Given task »
Copy, from the entries below, each line in which the string "button" appears.

___ Data for this task

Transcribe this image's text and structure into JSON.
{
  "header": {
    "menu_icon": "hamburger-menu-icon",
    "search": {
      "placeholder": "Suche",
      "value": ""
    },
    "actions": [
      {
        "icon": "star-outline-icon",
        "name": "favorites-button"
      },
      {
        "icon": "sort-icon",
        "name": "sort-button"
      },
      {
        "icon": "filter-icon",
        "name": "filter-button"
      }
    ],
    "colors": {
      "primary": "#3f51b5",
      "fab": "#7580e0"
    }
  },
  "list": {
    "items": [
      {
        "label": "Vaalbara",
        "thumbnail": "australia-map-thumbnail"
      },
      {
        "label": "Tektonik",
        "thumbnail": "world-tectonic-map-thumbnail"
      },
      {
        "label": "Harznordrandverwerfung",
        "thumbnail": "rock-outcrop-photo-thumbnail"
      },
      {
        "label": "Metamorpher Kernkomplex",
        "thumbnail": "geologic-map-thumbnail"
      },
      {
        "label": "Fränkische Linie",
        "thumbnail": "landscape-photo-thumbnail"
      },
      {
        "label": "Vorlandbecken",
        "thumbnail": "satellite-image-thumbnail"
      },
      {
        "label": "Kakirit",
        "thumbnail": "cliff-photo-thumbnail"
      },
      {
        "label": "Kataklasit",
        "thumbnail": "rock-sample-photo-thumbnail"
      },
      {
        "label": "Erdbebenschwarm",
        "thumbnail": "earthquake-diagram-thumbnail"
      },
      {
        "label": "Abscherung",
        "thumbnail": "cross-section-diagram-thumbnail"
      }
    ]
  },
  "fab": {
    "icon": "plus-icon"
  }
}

______

Complete response »
        "name": "favorites-button"
        "name": "sort-button"
        "name": "filter-button"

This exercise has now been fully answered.